### [DESCRIPTION OF THE TASK]
The exercise asks you to copy every line below in which "domestic" appears.
═══
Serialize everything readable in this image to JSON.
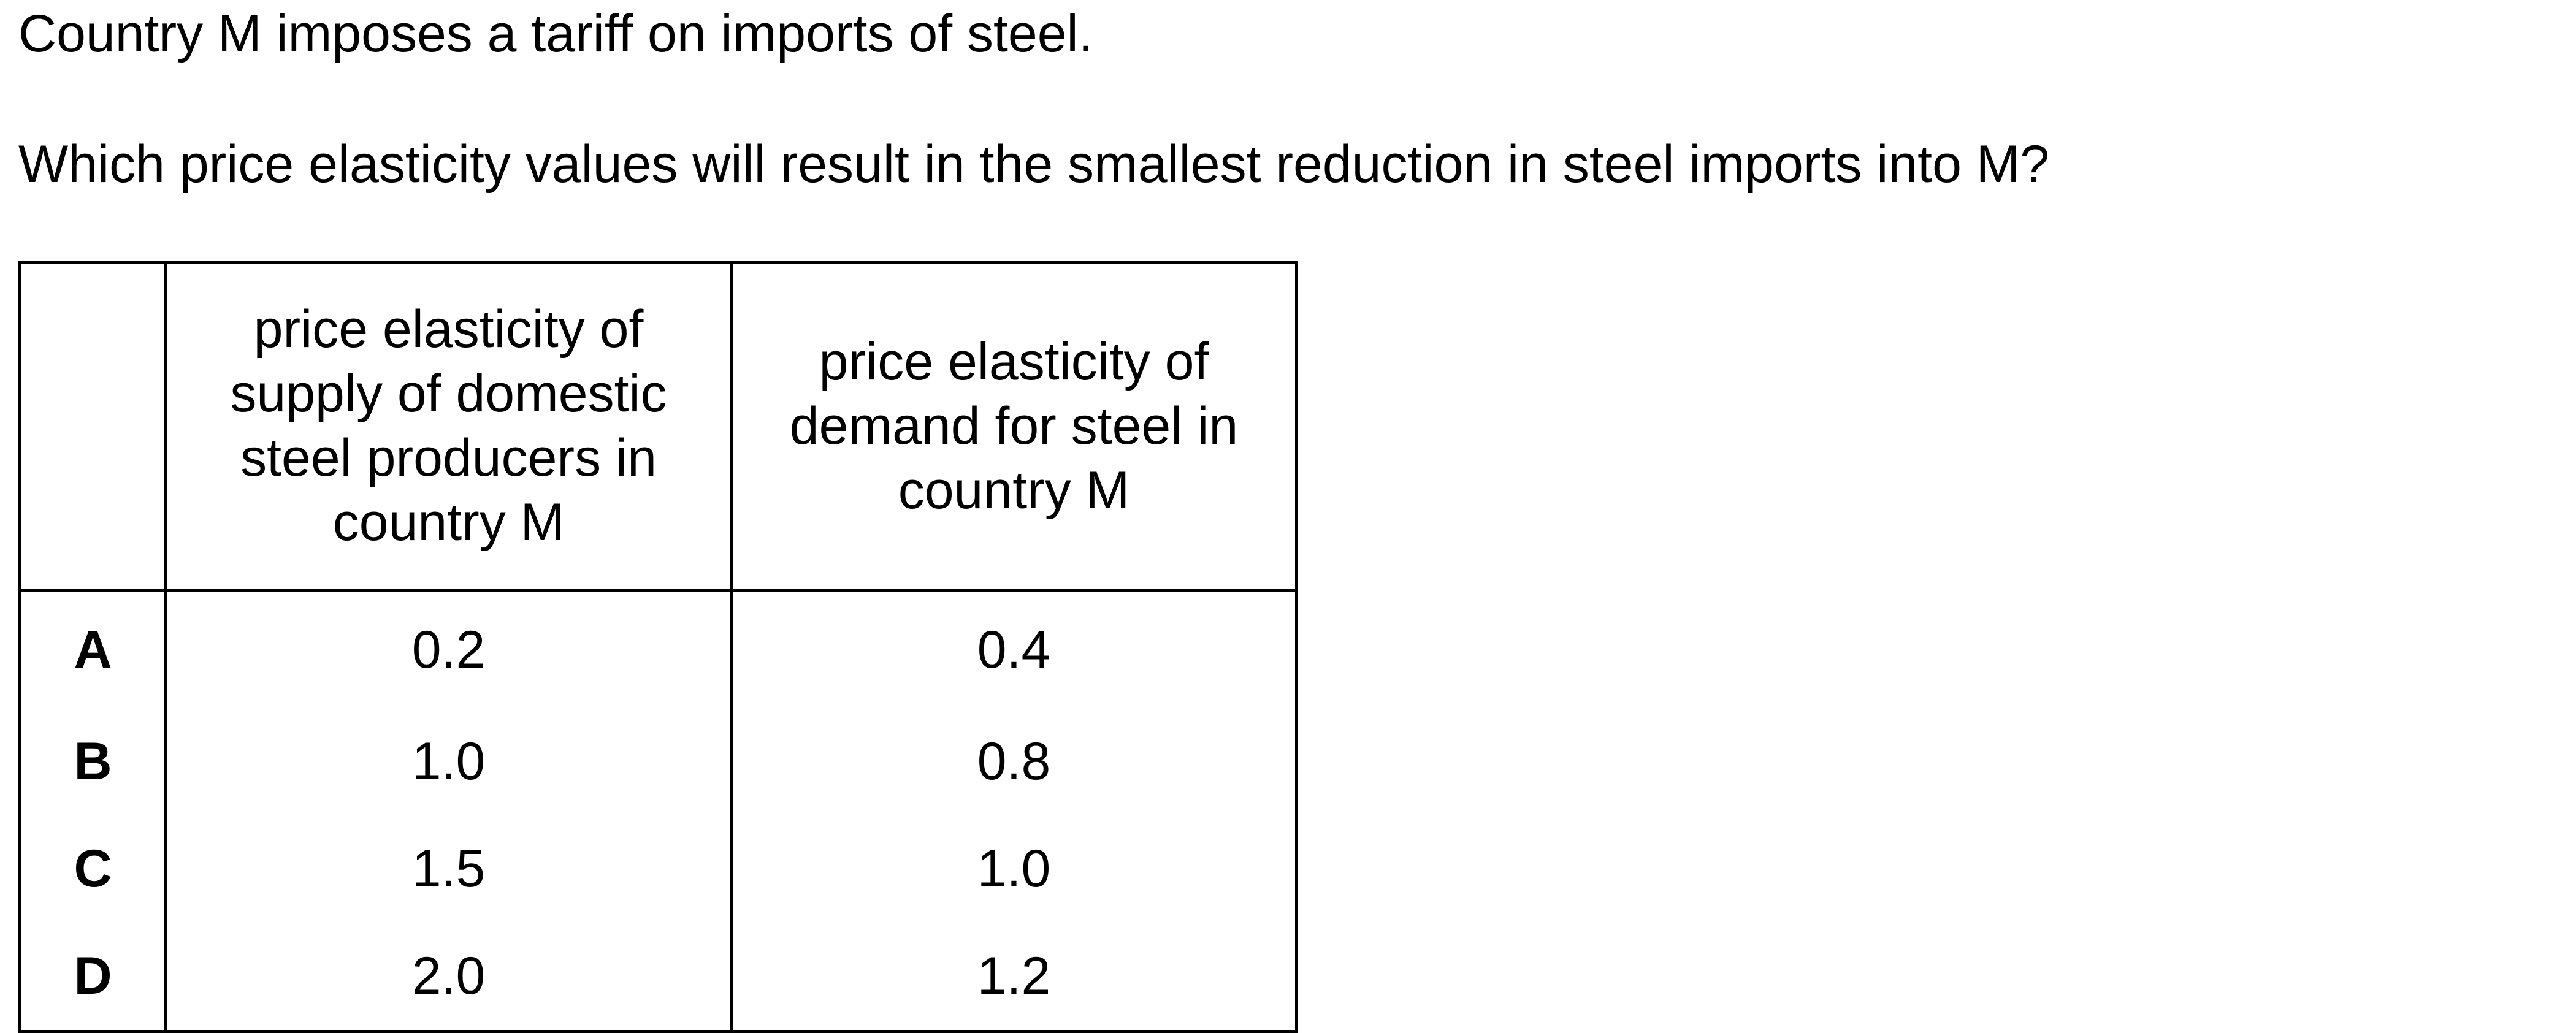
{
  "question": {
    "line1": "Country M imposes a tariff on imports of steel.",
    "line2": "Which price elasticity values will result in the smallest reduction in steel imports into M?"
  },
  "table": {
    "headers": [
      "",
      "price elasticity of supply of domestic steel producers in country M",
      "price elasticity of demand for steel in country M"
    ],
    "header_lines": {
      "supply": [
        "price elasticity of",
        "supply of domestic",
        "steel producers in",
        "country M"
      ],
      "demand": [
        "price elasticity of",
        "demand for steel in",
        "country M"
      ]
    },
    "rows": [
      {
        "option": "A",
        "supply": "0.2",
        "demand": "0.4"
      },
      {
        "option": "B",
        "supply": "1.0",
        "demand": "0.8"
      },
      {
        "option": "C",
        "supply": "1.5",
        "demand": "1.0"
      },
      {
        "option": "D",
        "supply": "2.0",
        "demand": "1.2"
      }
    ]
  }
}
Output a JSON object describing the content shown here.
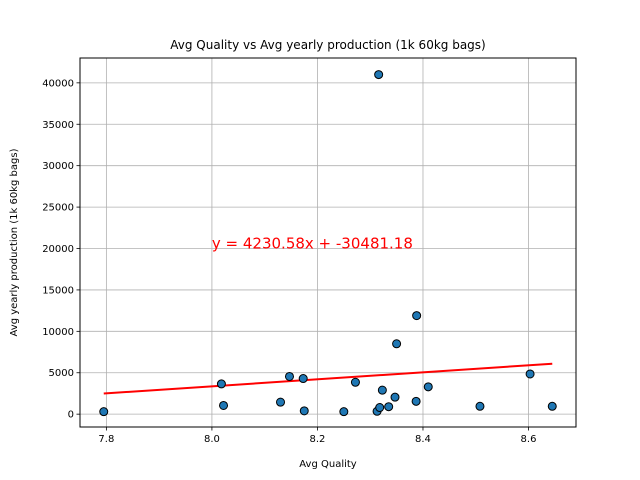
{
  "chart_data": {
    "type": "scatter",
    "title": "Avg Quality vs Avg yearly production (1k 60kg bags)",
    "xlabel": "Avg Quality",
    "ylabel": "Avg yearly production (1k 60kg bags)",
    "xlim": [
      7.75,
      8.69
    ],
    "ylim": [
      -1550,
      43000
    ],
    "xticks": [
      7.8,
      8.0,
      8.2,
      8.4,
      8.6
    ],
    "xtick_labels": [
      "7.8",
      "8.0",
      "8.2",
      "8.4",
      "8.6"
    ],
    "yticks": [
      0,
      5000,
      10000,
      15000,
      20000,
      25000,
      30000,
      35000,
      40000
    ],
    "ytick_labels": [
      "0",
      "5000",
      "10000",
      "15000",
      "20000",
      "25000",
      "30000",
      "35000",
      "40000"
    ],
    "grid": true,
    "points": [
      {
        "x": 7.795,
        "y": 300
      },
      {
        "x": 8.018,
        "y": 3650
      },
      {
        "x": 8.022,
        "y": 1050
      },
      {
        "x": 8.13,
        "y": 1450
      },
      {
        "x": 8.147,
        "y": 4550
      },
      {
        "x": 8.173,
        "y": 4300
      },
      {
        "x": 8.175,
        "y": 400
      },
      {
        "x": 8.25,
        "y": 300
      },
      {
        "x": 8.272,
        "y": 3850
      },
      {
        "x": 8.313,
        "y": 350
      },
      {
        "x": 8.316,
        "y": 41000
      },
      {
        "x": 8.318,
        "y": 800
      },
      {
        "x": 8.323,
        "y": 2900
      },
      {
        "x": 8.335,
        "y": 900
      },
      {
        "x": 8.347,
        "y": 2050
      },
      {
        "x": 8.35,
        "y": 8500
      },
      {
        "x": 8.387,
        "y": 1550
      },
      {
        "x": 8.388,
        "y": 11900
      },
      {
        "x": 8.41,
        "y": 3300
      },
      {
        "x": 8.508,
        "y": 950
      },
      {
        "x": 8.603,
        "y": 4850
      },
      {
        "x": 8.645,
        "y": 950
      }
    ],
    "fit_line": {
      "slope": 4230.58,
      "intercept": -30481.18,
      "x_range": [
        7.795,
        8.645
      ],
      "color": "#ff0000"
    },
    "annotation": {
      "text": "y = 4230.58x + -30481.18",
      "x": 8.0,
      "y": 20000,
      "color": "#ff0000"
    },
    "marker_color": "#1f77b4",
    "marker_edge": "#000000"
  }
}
═══
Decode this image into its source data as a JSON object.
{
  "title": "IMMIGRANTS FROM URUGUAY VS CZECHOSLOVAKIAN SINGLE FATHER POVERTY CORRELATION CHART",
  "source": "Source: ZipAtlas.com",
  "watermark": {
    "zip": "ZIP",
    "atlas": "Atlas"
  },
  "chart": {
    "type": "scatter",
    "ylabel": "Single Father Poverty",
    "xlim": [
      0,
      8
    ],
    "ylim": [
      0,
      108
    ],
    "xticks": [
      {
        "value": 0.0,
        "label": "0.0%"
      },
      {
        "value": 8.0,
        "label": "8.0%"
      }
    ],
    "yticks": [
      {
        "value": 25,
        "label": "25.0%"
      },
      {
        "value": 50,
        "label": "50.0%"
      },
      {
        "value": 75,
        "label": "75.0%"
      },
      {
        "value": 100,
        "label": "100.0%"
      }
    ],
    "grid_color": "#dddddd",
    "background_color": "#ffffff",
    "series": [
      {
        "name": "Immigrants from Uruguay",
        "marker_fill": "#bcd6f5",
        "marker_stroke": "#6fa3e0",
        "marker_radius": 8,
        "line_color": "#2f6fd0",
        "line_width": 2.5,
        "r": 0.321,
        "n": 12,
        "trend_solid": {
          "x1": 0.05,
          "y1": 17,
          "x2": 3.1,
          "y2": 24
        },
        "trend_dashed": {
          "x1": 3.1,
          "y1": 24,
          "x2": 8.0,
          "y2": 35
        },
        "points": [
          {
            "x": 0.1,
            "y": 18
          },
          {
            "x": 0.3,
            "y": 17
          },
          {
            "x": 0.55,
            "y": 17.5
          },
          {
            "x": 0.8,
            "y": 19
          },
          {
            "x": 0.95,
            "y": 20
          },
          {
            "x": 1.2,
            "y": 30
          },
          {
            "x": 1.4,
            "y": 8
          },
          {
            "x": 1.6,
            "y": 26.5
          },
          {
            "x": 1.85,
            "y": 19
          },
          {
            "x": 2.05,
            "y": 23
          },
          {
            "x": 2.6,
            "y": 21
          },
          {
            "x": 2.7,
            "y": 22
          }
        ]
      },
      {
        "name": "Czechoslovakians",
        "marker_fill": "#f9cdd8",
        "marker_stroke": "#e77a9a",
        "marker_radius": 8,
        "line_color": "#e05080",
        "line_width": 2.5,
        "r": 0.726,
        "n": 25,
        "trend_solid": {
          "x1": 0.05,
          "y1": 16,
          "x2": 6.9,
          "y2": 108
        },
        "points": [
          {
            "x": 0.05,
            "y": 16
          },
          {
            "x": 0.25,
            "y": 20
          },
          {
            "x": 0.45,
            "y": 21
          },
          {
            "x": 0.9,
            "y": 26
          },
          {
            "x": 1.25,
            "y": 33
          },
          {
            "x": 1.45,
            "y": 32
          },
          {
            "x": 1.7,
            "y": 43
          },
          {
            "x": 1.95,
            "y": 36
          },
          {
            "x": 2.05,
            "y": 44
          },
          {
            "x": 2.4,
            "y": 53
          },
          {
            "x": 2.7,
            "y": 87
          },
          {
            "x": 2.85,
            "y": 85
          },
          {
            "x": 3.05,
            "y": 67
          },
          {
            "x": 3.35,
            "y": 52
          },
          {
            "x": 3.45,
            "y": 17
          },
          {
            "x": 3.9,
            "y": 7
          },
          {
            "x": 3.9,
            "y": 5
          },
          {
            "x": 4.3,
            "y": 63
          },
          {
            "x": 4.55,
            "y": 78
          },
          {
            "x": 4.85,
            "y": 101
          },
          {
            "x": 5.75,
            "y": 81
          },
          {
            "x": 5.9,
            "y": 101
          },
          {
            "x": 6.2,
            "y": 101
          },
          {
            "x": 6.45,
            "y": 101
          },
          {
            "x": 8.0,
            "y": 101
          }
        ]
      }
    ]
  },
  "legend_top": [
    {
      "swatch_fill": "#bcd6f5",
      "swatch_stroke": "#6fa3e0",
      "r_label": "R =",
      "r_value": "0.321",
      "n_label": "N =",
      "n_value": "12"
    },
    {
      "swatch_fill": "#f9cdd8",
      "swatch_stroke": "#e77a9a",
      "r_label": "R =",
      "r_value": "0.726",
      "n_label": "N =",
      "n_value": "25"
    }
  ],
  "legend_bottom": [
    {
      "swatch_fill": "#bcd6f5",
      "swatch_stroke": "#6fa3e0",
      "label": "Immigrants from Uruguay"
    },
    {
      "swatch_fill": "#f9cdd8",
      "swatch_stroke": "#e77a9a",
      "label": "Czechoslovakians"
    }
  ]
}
═══
### [RESULT OF THIS EXERCISE]
      "price elasticity of supply of domestic steel producers in country M",
        "supply of domestic",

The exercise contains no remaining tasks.